— BEGIN —

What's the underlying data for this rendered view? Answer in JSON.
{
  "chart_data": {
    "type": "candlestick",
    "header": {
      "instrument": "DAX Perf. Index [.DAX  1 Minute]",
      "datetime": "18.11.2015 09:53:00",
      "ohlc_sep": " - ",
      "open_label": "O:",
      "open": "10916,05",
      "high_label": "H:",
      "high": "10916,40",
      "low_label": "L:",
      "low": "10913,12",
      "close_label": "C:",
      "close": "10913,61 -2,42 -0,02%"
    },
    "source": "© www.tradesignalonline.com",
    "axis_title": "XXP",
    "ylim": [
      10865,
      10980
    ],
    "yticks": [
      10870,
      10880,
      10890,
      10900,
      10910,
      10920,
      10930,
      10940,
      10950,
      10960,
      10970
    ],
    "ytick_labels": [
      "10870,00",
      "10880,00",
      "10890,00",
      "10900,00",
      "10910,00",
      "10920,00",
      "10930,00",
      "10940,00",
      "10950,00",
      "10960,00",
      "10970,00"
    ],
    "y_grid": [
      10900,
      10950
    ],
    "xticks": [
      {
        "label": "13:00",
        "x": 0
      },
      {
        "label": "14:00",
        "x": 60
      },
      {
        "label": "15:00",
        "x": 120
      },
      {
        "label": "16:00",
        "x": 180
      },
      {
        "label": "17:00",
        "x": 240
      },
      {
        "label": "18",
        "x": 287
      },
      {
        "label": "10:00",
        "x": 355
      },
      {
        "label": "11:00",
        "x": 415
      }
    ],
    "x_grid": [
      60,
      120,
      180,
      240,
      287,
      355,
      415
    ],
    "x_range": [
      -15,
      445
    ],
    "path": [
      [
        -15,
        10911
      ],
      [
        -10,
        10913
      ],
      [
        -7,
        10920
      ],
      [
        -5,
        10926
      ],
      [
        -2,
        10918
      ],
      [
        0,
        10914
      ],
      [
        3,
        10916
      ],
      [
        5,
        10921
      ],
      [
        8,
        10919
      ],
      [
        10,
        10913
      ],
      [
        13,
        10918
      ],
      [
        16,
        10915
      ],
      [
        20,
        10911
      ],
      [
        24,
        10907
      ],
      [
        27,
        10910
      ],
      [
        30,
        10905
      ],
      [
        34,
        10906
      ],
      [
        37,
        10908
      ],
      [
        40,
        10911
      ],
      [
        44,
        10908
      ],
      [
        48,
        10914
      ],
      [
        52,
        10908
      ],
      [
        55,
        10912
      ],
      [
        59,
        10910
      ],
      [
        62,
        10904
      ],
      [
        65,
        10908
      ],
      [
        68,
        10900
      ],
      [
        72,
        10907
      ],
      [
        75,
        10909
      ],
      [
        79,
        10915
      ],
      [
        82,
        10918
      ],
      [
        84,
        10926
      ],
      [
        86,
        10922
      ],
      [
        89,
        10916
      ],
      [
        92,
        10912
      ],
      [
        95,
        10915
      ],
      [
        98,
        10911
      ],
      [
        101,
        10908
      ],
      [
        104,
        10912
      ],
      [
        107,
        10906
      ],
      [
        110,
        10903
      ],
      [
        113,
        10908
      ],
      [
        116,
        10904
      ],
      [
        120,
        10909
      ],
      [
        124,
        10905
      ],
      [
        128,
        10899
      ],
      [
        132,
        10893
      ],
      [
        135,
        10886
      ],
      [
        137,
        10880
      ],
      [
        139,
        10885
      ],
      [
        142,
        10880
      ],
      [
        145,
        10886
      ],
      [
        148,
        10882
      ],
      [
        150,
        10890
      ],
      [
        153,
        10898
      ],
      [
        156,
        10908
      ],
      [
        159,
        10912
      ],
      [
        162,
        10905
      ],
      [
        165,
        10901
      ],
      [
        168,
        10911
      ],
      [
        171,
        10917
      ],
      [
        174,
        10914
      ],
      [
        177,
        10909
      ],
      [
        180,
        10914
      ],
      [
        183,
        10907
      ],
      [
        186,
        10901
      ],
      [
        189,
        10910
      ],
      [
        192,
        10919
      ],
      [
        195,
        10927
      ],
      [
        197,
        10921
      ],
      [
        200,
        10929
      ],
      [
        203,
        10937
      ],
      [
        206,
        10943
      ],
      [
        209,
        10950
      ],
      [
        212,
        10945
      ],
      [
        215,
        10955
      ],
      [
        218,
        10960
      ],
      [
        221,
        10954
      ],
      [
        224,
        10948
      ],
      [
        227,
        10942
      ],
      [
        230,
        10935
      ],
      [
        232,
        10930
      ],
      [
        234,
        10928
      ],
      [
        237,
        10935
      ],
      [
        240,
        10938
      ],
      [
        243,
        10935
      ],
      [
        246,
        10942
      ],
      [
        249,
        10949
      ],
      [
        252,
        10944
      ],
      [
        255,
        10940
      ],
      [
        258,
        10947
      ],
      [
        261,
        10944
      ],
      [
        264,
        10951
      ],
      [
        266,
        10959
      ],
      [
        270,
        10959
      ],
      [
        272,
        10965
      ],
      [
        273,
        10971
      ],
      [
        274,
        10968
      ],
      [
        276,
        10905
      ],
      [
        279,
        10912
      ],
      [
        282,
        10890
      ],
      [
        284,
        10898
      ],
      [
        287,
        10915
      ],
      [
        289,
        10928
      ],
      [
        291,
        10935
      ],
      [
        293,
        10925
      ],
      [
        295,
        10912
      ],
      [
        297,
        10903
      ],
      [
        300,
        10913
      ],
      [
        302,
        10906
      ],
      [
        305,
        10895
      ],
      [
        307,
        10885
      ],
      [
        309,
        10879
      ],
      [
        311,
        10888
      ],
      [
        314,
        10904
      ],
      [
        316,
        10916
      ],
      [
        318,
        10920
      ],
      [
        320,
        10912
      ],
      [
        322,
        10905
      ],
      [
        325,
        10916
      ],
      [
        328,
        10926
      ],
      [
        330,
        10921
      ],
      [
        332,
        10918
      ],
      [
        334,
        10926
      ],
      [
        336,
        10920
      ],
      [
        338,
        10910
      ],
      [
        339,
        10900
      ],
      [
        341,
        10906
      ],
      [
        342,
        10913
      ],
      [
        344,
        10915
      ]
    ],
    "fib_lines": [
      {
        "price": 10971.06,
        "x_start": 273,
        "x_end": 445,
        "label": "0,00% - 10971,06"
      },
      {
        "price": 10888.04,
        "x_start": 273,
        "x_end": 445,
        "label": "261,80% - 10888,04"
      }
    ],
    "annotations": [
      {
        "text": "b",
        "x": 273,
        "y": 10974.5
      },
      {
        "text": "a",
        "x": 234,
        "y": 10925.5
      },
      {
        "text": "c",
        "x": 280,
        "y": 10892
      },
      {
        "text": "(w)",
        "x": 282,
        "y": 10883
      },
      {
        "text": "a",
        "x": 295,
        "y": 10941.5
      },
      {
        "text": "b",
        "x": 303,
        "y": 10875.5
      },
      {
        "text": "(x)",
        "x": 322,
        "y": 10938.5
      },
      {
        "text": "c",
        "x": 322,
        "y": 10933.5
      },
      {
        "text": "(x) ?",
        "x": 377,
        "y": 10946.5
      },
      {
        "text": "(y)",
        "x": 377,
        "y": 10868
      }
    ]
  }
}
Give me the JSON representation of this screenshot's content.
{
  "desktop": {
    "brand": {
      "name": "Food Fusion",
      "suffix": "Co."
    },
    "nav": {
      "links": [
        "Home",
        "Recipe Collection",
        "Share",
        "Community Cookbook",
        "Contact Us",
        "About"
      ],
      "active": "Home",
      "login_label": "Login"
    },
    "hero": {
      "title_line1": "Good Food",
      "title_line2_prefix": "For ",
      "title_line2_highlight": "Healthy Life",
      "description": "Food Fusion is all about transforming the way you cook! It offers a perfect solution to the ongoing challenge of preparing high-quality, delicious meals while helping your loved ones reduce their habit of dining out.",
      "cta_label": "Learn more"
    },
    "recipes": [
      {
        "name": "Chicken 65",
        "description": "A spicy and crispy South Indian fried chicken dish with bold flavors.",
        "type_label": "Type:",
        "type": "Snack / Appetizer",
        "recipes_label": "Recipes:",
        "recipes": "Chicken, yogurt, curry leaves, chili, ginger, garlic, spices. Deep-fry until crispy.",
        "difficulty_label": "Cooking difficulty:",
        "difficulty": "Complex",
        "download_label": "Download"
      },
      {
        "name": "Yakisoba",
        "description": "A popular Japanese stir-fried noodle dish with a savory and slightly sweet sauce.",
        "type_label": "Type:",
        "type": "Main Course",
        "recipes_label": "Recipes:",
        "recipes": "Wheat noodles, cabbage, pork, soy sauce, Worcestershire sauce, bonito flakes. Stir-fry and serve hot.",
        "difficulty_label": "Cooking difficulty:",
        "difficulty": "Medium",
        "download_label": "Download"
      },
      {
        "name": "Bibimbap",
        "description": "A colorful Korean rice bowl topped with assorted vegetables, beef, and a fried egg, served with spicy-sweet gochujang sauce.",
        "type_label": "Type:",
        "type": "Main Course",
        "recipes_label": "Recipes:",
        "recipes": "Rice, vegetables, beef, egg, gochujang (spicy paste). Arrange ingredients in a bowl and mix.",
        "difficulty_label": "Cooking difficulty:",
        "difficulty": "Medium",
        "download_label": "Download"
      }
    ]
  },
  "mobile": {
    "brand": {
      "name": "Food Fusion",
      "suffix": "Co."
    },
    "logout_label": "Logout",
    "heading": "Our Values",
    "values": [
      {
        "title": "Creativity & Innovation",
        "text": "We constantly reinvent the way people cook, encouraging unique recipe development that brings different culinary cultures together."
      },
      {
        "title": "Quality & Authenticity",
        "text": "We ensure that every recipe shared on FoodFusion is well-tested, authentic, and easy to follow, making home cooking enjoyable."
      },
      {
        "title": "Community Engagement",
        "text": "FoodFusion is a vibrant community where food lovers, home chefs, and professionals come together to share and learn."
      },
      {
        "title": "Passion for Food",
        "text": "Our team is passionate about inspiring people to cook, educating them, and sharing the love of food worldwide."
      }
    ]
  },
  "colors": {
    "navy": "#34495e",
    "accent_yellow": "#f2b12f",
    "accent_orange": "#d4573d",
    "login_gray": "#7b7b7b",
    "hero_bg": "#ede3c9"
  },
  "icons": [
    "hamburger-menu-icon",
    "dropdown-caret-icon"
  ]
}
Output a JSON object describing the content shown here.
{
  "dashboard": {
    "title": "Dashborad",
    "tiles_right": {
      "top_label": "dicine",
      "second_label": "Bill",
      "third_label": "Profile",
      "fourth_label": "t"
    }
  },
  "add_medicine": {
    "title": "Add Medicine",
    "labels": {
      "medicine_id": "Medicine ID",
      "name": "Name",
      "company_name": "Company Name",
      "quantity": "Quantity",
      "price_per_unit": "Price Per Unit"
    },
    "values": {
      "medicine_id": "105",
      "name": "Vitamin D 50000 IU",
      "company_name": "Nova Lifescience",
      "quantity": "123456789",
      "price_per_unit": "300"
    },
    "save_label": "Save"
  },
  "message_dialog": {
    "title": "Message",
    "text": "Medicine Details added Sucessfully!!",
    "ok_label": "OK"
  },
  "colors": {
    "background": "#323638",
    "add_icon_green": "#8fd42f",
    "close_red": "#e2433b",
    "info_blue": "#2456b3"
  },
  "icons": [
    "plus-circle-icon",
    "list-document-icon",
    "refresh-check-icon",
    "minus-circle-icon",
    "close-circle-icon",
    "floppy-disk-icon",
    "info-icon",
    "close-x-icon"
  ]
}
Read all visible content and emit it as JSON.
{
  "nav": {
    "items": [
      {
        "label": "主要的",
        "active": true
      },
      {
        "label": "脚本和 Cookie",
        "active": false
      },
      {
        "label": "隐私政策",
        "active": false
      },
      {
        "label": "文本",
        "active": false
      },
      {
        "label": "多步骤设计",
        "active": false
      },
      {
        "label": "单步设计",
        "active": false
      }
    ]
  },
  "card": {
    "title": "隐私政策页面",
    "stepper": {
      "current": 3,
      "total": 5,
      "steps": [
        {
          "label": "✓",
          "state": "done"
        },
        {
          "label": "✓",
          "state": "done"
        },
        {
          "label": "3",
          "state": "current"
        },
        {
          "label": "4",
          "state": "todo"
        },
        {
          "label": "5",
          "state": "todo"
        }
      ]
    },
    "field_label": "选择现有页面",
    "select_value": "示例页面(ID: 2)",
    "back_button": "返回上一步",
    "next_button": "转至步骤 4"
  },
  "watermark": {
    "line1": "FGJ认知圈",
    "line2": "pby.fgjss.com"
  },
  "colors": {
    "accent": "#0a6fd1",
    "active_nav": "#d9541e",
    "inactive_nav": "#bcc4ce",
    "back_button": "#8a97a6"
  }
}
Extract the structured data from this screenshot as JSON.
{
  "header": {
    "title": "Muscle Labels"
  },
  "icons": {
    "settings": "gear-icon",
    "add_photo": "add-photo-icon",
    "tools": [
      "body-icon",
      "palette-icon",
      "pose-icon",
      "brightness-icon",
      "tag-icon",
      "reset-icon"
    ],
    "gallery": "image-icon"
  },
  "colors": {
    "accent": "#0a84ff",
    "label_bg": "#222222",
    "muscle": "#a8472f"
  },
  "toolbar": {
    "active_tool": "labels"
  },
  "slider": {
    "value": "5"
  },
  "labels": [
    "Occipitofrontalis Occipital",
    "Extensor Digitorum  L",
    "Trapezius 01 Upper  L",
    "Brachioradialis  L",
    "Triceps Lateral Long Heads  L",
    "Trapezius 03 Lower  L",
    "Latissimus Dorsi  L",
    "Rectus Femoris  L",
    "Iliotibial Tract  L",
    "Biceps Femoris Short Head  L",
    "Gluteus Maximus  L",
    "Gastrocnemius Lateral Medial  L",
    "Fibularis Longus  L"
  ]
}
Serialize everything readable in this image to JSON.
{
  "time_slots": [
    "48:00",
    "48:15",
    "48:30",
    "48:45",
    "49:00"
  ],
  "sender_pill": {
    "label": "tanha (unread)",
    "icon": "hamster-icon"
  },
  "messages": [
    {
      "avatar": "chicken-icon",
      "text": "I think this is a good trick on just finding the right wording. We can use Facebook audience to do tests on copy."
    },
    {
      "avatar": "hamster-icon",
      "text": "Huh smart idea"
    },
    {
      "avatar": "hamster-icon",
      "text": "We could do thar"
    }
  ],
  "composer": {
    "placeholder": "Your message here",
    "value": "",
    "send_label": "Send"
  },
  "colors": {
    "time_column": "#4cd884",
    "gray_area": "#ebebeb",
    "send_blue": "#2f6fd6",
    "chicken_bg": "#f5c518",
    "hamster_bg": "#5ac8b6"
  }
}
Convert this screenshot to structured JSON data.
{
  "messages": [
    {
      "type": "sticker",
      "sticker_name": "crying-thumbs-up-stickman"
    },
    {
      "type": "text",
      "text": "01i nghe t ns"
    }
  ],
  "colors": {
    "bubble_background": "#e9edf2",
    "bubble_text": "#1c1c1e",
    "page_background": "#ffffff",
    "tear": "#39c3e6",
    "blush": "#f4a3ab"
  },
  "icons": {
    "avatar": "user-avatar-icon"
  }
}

— END —

-- Given request --
Give exactly the lines from the one with "Convert this screenshot" to the end of the entries, nothing before them.

-- Solution to the exercise --
Convert this screenshot to structured JSON data.
{
  "messages": [
    {
      "type": "sticker",
      "sticker_name": "crying-thumbs-up-stickman"
    },
    {
      "type": "text",
      "text": "01i nghe t ns"
    }
  ],
  "colors": {
    "bubble_background": "#e9edf2",
    "bubble_text": "#1c1c1e",
    "page_background": "#ffffff",
    "tear": "#39c3e6",
    "blush": "#f4a3ab"
  },
  "icons": {
    "avatar": "user-avatar-icon"
  }
}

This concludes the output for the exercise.